Can you write out all of the material below, word for word?
* * * *
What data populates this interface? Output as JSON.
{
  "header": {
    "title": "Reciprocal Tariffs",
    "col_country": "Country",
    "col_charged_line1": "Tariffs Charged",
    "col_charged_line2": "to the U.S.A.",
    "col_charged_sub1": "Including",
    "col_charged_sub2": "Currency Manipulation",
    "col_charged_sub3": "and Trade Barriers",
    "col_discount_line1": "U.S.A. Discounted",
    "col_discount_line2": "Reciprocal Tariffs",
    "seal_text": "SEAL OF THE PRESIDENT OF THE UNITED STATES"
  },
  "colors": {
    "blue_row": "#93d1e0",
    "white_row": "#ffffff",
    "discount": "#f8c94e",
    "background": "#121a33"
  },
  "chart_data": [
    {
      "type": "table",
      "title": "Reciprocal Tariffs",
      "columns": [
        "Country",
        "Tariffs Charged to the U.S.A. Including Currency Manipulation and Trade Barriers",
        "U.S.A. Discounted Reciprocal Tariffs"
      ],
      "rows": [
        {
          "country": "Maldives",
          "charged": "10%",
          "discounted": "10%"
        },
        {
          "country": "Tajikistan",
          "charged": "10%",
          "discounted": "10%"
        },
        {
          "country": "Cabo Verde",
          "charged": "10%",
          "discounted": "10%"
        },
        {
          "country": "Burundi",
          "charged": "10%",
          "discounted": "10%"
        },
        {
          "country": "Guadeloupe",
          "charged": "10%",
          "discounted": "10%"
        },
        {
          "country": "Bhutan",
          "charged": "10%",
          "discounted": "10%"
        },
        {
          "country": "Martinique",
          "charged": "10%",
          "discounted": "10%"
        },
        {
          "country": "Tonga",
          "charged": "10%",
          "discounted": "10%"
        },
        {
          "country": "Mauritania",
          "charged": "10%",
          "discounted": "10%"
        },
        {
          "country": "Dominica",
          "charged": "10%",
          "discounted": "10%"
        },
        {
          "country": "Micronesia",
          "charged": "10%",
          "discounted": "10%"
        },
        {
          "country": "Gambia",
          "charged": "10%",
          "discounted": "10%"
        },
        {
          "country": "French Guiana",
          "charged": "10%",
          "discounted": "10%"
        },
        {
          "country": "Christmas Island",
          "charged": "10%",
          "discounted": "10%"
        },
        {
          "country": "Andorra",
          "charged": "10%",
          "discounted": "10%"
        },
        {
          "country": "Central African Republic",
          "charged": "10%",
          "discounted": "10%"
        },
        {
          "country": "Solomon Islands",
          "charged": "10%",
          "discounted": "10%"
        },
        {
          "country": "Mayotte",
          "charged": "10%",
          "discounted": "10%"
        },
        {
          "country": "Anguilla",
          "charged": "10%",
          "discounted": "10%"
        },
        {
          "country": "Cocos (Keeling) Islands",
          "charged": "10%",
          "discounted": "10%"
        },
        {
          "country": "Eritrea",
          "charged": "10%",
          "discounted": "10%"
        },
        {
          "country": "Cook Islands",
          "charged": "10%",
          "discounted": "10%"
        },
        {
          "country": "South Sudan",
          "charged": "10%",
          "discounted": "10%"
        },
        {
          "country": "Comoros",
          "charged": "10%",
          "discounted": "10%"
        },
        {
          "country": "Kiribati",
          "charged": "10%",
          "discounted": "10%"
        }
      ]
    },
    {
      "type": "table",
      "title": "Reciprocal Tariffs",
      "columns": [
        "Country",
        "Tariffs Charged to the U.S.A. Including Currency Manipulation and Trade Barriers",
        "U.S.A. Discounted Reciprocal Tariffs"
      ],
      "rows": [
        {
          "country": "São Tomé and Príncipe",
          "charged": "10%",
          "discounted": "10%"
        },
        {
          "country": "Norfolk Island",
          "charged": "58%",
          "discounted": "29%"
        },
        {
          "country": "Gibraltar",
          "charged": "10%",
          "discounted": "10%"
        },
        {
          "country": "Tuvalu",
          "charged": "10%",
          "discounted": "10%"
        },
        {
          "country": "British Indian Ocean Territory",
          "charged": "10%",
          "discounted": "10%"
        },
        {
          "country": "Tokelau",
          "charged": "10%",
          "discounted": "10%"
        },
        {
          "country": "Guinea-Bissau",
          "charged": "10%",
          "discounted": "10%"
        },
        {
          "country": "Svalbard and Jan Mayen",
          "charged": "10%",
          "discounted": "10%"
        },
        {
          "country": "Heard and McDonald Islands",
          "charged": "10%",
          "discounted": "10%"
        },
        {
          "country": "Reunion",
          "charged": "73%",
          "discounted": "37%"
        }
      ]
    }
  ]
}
* * * *
Correct output:
What data populates this interface? Output as JSON.
{
  "header": {
    "title": "Reciprocal Tariffs",
    "col_country": "Country",
    "col_charged_line1": "Tariffs Charged",
    "col_charged_line2": "to the U.S.A.",
    "col_charged_sub1": "Including",
    "col_charged_sub2": "Currency Manipulation",
    "col_charged_sub3": "and Trade Barriers",
    "col_discount_line1": "U.S.A. Discounted",
    "col_discount_line2": "Reciprocal Tariffs",
    "seal_text": "SEAL OF THE PRESIDENT OF THE UNITED STATES"
  },
  "colors": {
    "blue_row": "#93d1e0",
    "white_row": "#ffffff",
    "discount": "#f8c94e",
    "background": "#121a33"
  },
  "chart_data": [
    {
      "type": "table",
      "title": "Reciprocal Tariffs",
      "columns": [
        "Country",
        "Tariffs Charged to the U.S.A. Including Currency Manipulation and Trade Barriers",
        "U.S.A. Discounted Reciprocal Tariffs"
      ],
      "rows": [
        {
          "country": "Maldives",
          "charged": "10%",
          "discounted": "10%"
        },
        {
          "country": "Tajikistan",
          "charged": "10%",
          "discounted": "10%"
        },
        {
          "country": "Cabo Verde",
          "charged": "10%",
          "discounted": "10%"
        },
        {
          "country": "Burundi",
          "charged": "10%",
          "discounted": "10%"
        },
        {
          "country": "Guadeloupe",
          "charged": "10%",
          "discounted": "10%"
        },
        {
          "country": "Bhutan",
          "charged": "10%",
          "discounted": "10%"
        },
        {
          "country": "Martinique",
          "charged": "10%",
          "discounted": "10%"
        },
        {
          "country": "Tonga",
          "charged": "10%",
          "discounted": "10%"
        },
        {
          "country": "Mauritania",
          "charged": "10%",
          "discounted": "10%"
        },
        {
          "country": "Dominica",
          "charged": "10%",
          "discounted": "10%"
        },
        {
          "country": "Micronesia",
          "charged": "10%",
          "discounted": "10%"
        },
        {
          "country": "Gambia",
          "charged": "10%",
          "discounted": "10%"
        },
        {
          "country": "French Guiana",
          "charged": "10%",
          "discounted": "10%"
        },
        {
          "country": "Christmas Island",
          "charged": "10%",
          "discounted": "10%"
        },
        {
          "country": "Andorra",
          "charged": "10%",
          "discounted": "10%"
        },
        {
          "country": "Central African Republic",
          "charged": "10%",
          "discounted": "10%"
        },
        {
          "country": "Solomon Islands",
          "charged": "10%",
          "discounted": "10%"
        },
        {
          "country": "Mayotte",
          "charged": "10%",
          "discounted": "10%"
        },
        {
          "country": "Anguilla",
          "charged": "10%",
          "discounted": "10%"
        },
        {
          "country": "Cocos (Keeling) Islands",
          "charged": "10%",
          "discounted": "10%"
        },
        {
          "country": "Eritrea",
          "charged": "10%",
          "discounted": "10%"
        },
        {
          "country": "Cook Islands",
          "charged": "10%",
          "discounted": "10%"
        },
        {
          "country": "South Sudan",
          "charged": "10%",
          "discounted": "10%"
        },
        {
          "country": "Comoros",
          "charged": "10%",
          "discounted": "10%"
        },
        {
          "country": "Kiribati",
          "charged": "10%",
          "discounted": "10%"
        }
      ]
    },
    {
      "type": "table",
      "title": "Reciprocal Tariffs",
      "columns": [
        "Country",
        "Tariffs Charged to the U.S.A. Including Currency Manipulation and Trade Barriers",
        "U.S.A. Discounted Reciprocal Tariffs"
      ],
      "rows": [
        {
          "country": "São Tomé and Príncipe",
          "charged": "10%",
          "discounted": "10%"
        },
        {
          "country": "Norfolk Island",
          "charged": "58%",
          "discounted": "29%"
        },
        {
          "country": "Gibraltar",
          "charged": "10%",
          "discounted": "10%"
        },
        {
          "country": "Tuvalu",
          "charged": "10%",
          "discounted": "10%"
        },
        {
          "country": "British Indian Ocean Territory",
          "charged": "10%",
          "discounted": "10%"
        },
        {
          "country": "Tokelau",
          "charged": "10%",
          "discounted": "10%"
        },
        {
          "country": "Guinea-Bissau",
          "charged": "10%",
          "discounted": "10%"
        },
        {
          "country": "Svalbard and Jan Mayen",
          "charged": "10%",
          "discounted": "10%"
        },
        {
          "country": "Heard and McDonald Islands",
          "charged": "10%",
          "discounted": "10%"
        },
        {
          "country": "Reunion",
          "charged": "73%",
          "discounted": "37%"
        }
      ]
    }
  ]
}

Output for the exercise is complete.